- [Verilen Görev 1]: Aşağıdaki peygamberler ve gençler konulu metnin “Sahabeler ve Peygamberimiz” ile “yaşın altında bulunuyordu.” arasındaki kısmını, her ikisi dahil olmak üzere, “son peygamberi” yerine “son elçisi” koyarak güncelleyiniz ve yeniden yazınız.

----- Verilen Metin -----

Hz. Zekeriya'nın oğlu olan ve Hz. İsa ile aynı dönemde aynı kavme peygamber olarak gönderilen Hz. Yahya da Allah'ın küçük yaşta hidayet verdiği mübarek bir insandır. Henüz çocuk yaşlardayken kendisine nasip edilen hikmet, Kuran'da şöyle bildirilmektedir:

“(Çocuğun doğup büyümesinden sonra ona dedik ki "Ey Yahya, Kitabı kuvvetle tut." Daha çocuk iken ona hikmet verdik. Katımız'dan ona bir sevgi duyarlılığı ve temizlik (de verdik). O, çok takva sahibi biriydi.” (Meryem Suresi, 12-13)

Hz. Yusuf

Hz. Yusuf; yaşamı, mücadelesi, uğradığı iftira ve zindanda geçirdiği yıllarla tüm müminler için hikmetli bir örnektir. Ona genç yaşta hidayet verildiği Kuran'da şöyle bildirilmektedir:

“…Böylelikle Biz, Yusuf'u yeryüzünde (Mısır'da) yerleşik kıldık. Ona sözlerin yorumundan (olan bir bilgiyi) öğrettik. Allah, emrinde galib olandır, ancak insanların çoğu bilmezler. Erginlik çağına erişince, kendisine hüküm ve ilim verdik. İşte Biz, iyilik yapanları böyle ödüllendiririz.” (Yusuf Suresi, 21-22)

Peygamberimiz(Sav)’e Tabi Olan Gençler

Peygamberlerin yaşamlarına ve mücadelelerine bakıldığında, onlara tabi olan ve Hak mücadelede onlara yardım edenlerin de oldukça genç oldukları görülmektedir.

Sahabeler ve Peygamberimiz (sav)'in Gençlere Verdiği Önem

Yüce Allah'ın kullarına gönderdiği son peygamberi olan Hz. Muhammed (sav), tüm insanları İslam ahlakına davet etmiştir. Nitekim ilk Müslümanlar incelendiğinde, içlerinde toplumun her kesiminden insanların yer aldığı görülmektedir. Ancak, bu insanlar arasında gençler çoğunluktadır. Mekke'nin önde gelen ailelerine mensup gençler, İslam dinine toplumun diğer fertlerini oluşturan kişilerden daha fazla ilgi göstermişlerdir. İslam ahlakını yayma konusunda Hz. Peygamber (sav)'e asıl destek ve yardımcı olanlar bu imanlı gençlerdir. Peygamberimiz (sav)'e ilk dönemlerde inanmış Müslümanlardan birkaç kişi, elli yaş civarında, bazıları otuz beş yaşın üzerinde, diğerleri ise otuz yaşın altında bulunuyordu.

----- Maddeler -----

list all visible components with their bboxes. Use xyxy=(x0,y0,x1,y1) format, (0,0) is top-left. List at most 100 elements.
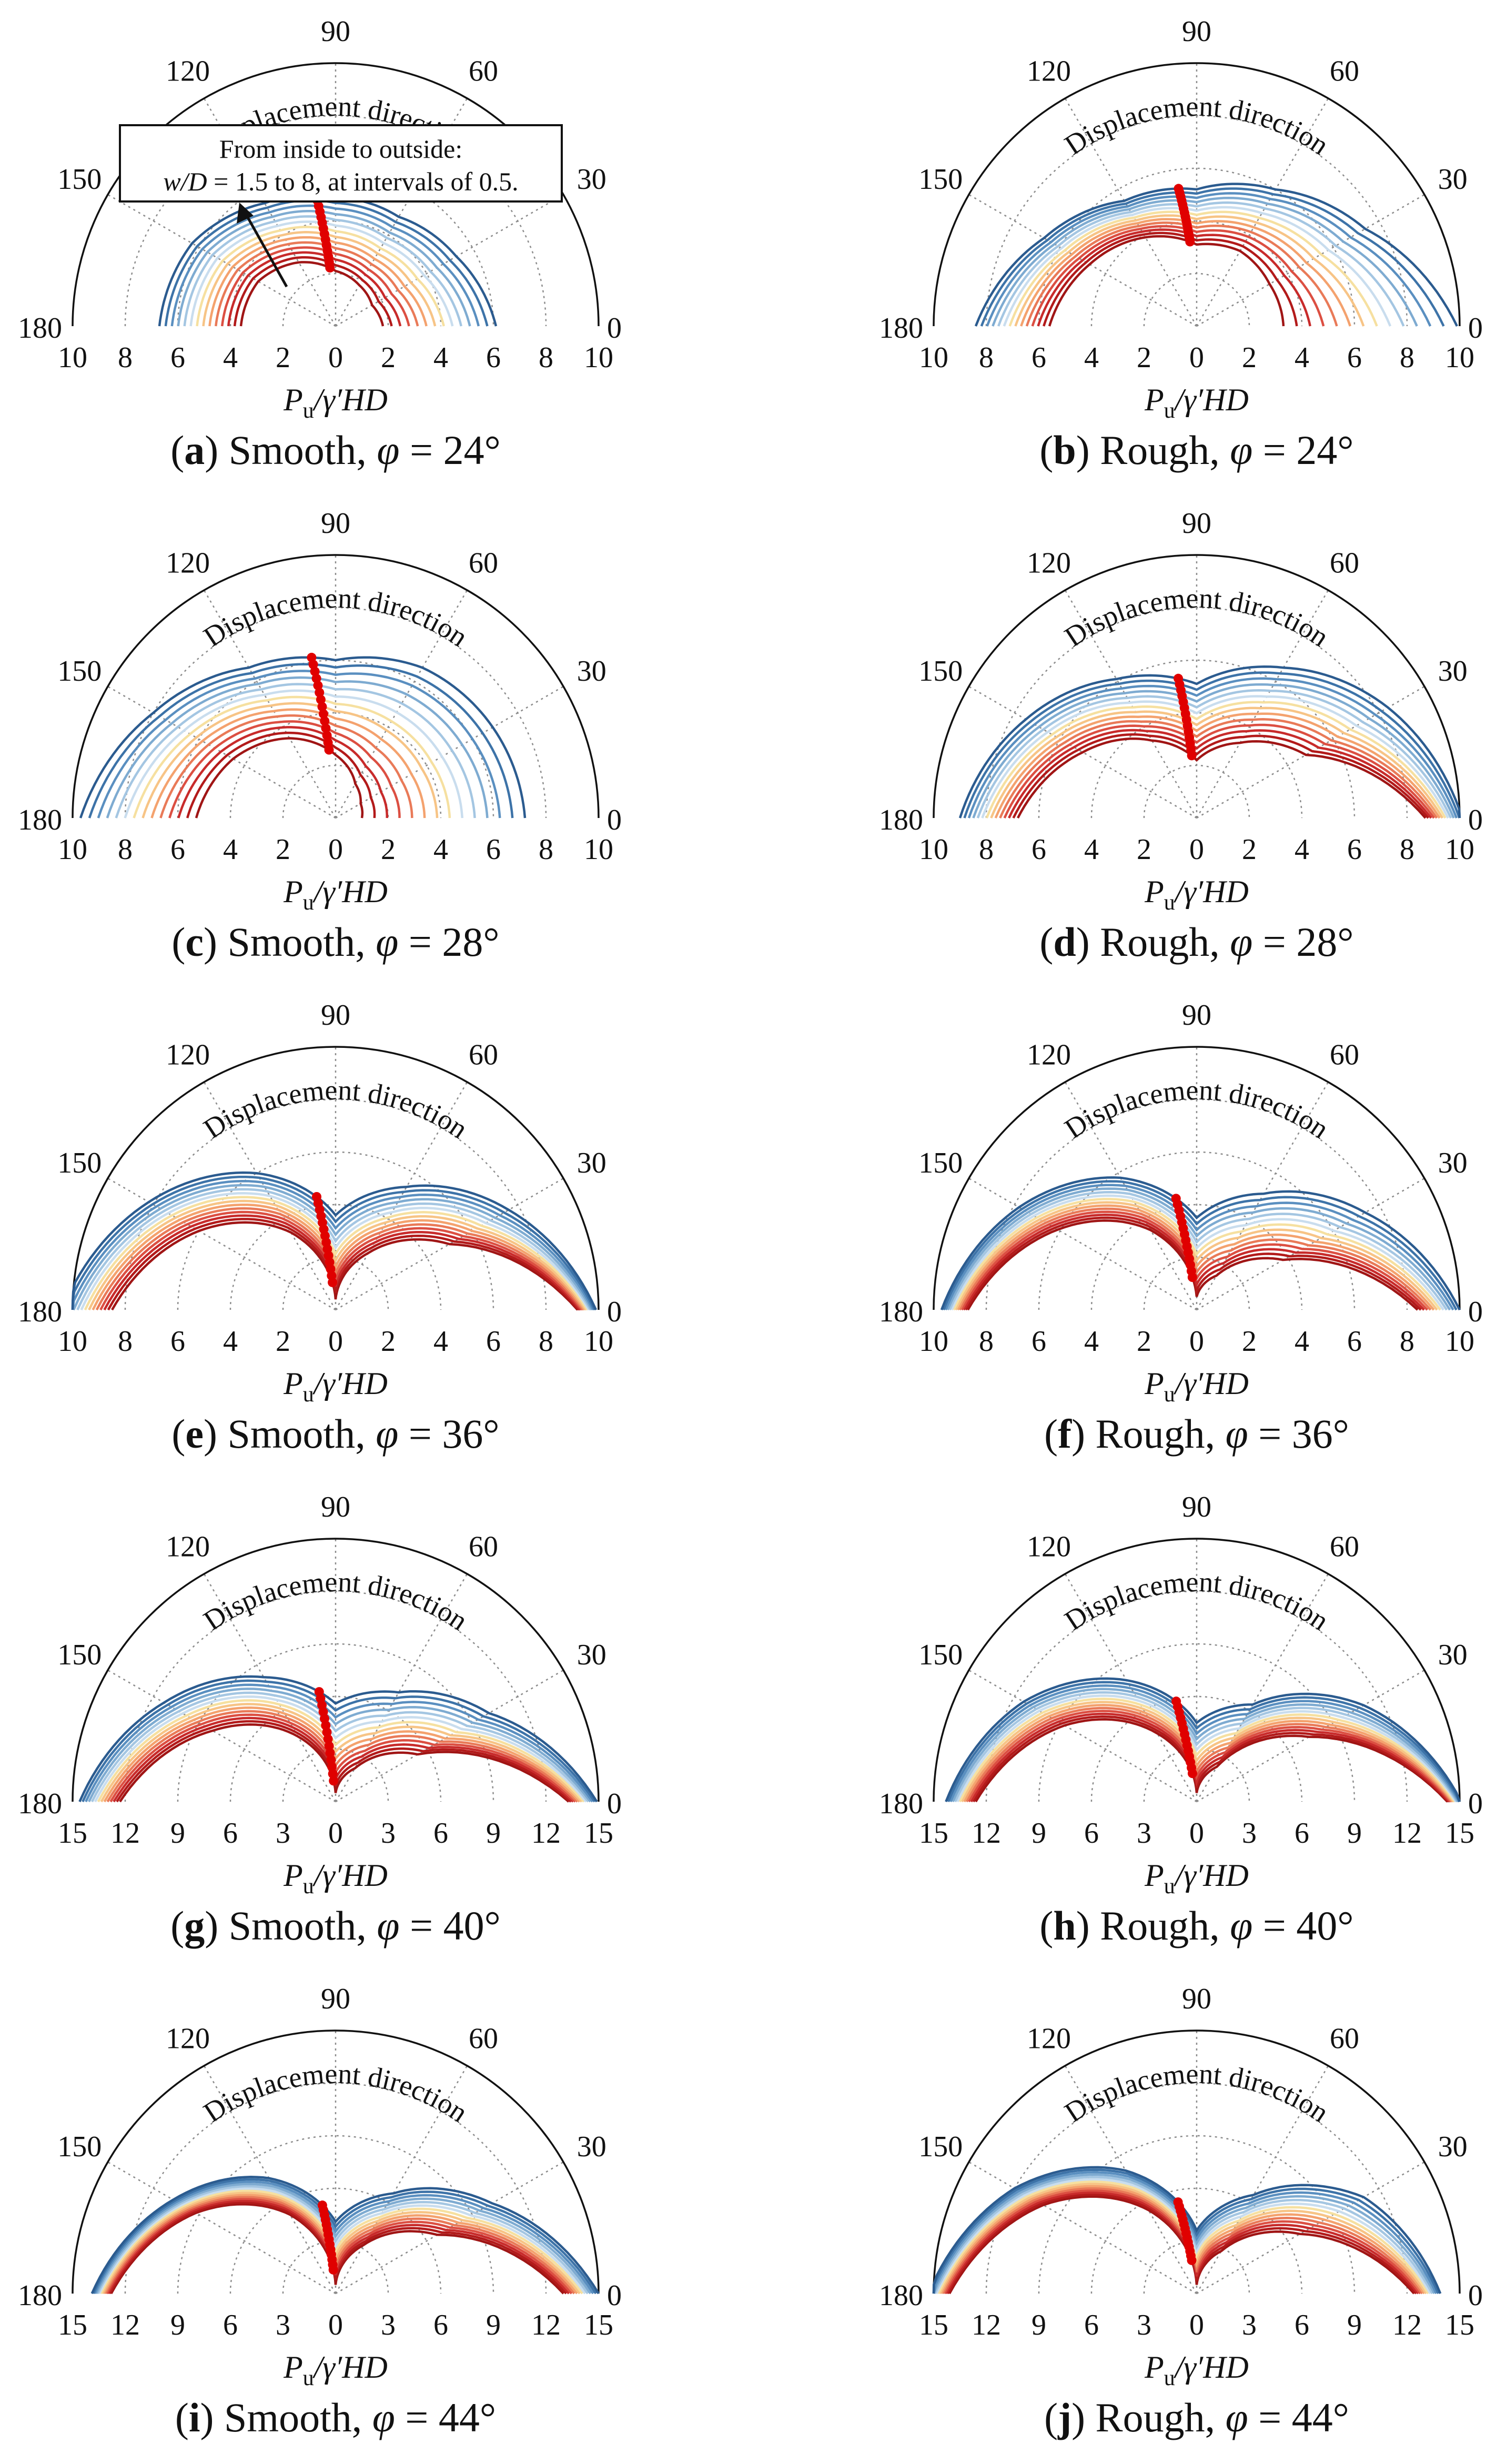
series-line-12 xyxy=(85,1683,594,1803)
radial-tick-label: 8 xyxy=(979,341,994,374)
series-line-3 xyxy=(1037,228,1311,327)
series-line-12 xyxy=(986,192,1432,327)
radial-tick-label: 10 xyxy=(58,341,87,374)
peak-marker xyxy=(322,730,332,740)
series-group xyxy=(974,183,1459,327)
radial-tick-label: 8 xyxy=(118,833,133,866)
radial-tick-label: 4 xyxy=(223,341,238,374)
radial-tick-label: 0 xyxy=(1189,1817,1204,1850)
radial-tick-label: 6 xyxy=(170,341,185,374)
series-line-10 xyxy=(997,201,1405,327)
radial-tick-label: 3 xyxy=(1242,2309,1257,2341)
radial-tick-label: 12 xyxy=(972,1817,1001,1850)
grid-ring xyxy=(229,1204,442,1310)
marker-group xyxy=(1171,1194,1197,1283)
outer-boundary xyxy=(72,1046,600,1310)
radial-tick-label: 2 xyxy=(276,833,290,866)
series-line-11 xyxy=(972,683,1455,819)
series-line-8 xyxy=(97,1699,585,1803)
series-group xyxy=(158,194,498,327)
radial-tick-label: 10 xyxy=(584,1325,613,1358)
radial-tick-label: 8 xyxy=(118,1325,133,1358)
panel-caption: (h) Rough, φ = 40° xyxy=(1039,1903,1353,1948)
peak-marker xyxy=(318,709,328,719)
panel-f: Displacement direction030609012015018010… xyxy=(879,999,1483,1457)
axis-label: Pu/γ′HD xyxy=(1144,382,1249,423)
series-line-1 xyxy=(195,737,364,819)
radial-tick-label: 6 xyxy=(170,1325,185,1358)
radial-tick-label: 10 xyxy=(919,833,948,866)
angle-label-90: 90 xyxy=(1182,15,1211,48)
series-line-13 xyxy=(947,1681,1461,1803)
angle-label-30: 30 xyxy=(577,163,606,196)
angle-label-30: 30 xyxy=(577,1639,606,1671)
angle-label-0: 0 xyxy=(1468,312,1483,345)
radial-tick-label: 12 xyxy=(531,1817,561,1850)
series-line-1 xyxy=(975,1718,1449,1803)
angle-label-150: 150 xyxy=(918,163,963,196)
radial-tick-label: 15 xyxy=(58,1817,87,1850)
series-line-14 xyxy=(71,1171,598,1310)
annotation-arrowhead xyxy=(237,203,254,224)
radial-tick-label: 2 xyxy=(1242,341,1257,374)
series-line-14 xyxy=(945,1677,1461,1802)
radial-tick-label: 8 xyxy=(118,341,133,374)
peak-marker xyxy=(1173,2197,1183,2207)
radial-tick-label: 6 xyxy=(486,833,501,866)
angle-label-120: 120 xyxy=(1027,1530,1071,1563)
series-line-12 xyxy=(967,677,1458,819)
series-line-14 xyxy=(90,2176,600,2295)
angle-label-150: 150 xyxy=(57,2130,102,2163)
angle-label-180: 180 xyxy=(879,1296,923,1328)
series-group xyxy=(71,1171,598,1311)
grid-ring xyxy=(229,220,442,327)
angle-label-150: 150 xyxy=(918,655,963,688)
angle-label-180: 180 xyxy=(879,2279,923,2312)
series-line-8 xyxy=(985,701,1447,819)
angle-label-0: 0 xyxy=(607,2279,622,2312)
panel-caption: (b) Rough, φ = 24° xyxy=(1039,427,1353,473)
axis-label: Pu/γ′HD xyxy=(283,1858,388,1899)
series-group xyxy=(90,2176,600,2295)
radial-tick-label: 6 xyxy=(486,341,501,374)
radial-tick-label: 8 xyxy=(1400,1325,1414,1358)
radial-tick-label: 6 xyxy=(1294,1817,1309,1850)
radial-tick-label: 12 xyxy=(1392,1817,1422,1850)
peak-marker xyxy=(327,1762,337,1772)
radial-tick-label: 4 xyxy=(433,341,448,374)
grid-spoke xyxy=(335,685,564,819)
series-line-7 xyxy=(100,1703,583,1803)
series-group xyxy=(932,2166,1442,2295)
series-line-6 xyxy=(956,1204,1435,1311)
series-line-5 xyxy=(215,241,419,327)
series-line-7 xyxy=(1014,214,1365,327)
angle-label-150: 150 xyxy=(57,655,102,688)
series-line-14 xyxy=(78,1675,598,1803)
radial-tick-label: 6 xyxy=(1084,1817,1099,1850)
radial-tick-label: 6 xyxy=(1031,1325,1046,1358)
series-line-6 xyxy=(963,1704,1454,1803)
series-line-4 xyxy=(1031,225,1325,327)
peak-marker xyxy=(312,1191,322,1201)
marker-group xyxy=(312,1191,338,1287)
series-line-9 xyxy=(98,2187,586,2295)
series-line-13 xyxy=(82,1679,596,1803)
series-line-2 xyxy=(1043,231,1298,327)
panel-caption: (d) Rough, φ = 28° xyxy=(1039,919,1353,965)
series-line-2 xyxy=(972,1715,1450,1803)
series-line-12 xyxy=(71,1179,594,1311)
peak-marker xyxy=(314,1687,324,1697)
peak-marker xyxy=(323,738,333,748)
series-group xyxy=(958,665,1461,819)
radial-tick-label: 0 xyxy=(1189,2309,1204,2341)
axis-label: Pu/γ′HD xyxy=(283,1366,388,1407)
panel-j: Displacement direction030609012015018015… xyxy=(879,1983,1483,2440)
displacement-direction-label: Displacement direction xyxy=(198,1566,473,1637)
series-line-1 xyxy=(1048,235,1285,327)
radial-tick-label: 12 xyxy=(110,1817,140,1850)
peak-marker xyxy=(325,1748,335,1758)
radial-tick-label: 9 xyxy=(1347,1817,1362,1850)
radial-tick-label: 8 xyxy=(539,1325,553,1358)
grid-ring xyxy=(177,167,494,327)
series-line-3 xyxy=(227,251,402,327)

-----

- [Verilen Görev 2]: Yukarıdaki listede “series-line-12 xyxy=(85,1683,594,1803)” ifadesini içeren satır ile “radial-tick-label: 4 xyxy=(223,341,238,374)” ifadesini içeren satır arasındaki satırları, her ikisi dahil, hiçbir değişiklik yapmadan aktarınız.

- [Yazılı Yanıt 1]:
Sahabeler ve Peygamberimiz (sav)'in Gençlere Verdiği Önem

Yüce Allah'ın kullarına gönderdiği son elçisi olan Hz. Muhammed (sav), tüm insanları İslam ahlakına davet etmiştir. Nitekim ilk Müslümanlar incelendiğinde, içlerinde toplumun her kesiminden insanların yer aldığı görülmektedir. Ancak, bu insanlar arasında gençler çoğunluktadır. Mekke'nin önde gelen ailelerine mensup gençler, İslam dinine toplumun diğer fertlerini oluşturan kişilerden daha fazla ilgi göstermişlerdir. İslam ahlakını yayma konusunda Hz. Peygamber (sav)'e asıl destek ve yardımcı olanlar bu imanlı gençlerdir. Peygamberimiz (sav)'e ilk dönemlerde inanmış Müslümanlardan birkaç kişi, elli yaş civarında, bazıları otuz beş yaşın üzerinde, diğerleri ise otuz yaşın altında bulunuyordu.

- [Yazılı Yanıt 2]:
series-line-12 xyxy=(85,1683,594,1803)
radial-tick-label: 8 xyxy=(979,341,994,374)
series-line-3 xyxy=(1037,228,1311,327)
series-line-12 xyxy=(986,192,1432,327)
radial-tick-label: 10 xyxy=(58,341,87,374)
peak-marker xyxy=(322,730,332,740)
series-group xyxy=(974,183,1459,327)
radial-tick-label: 8 xyxy=(118,833,133,866)
radial-tick-label: 4 xyxy=(223,341,238,374)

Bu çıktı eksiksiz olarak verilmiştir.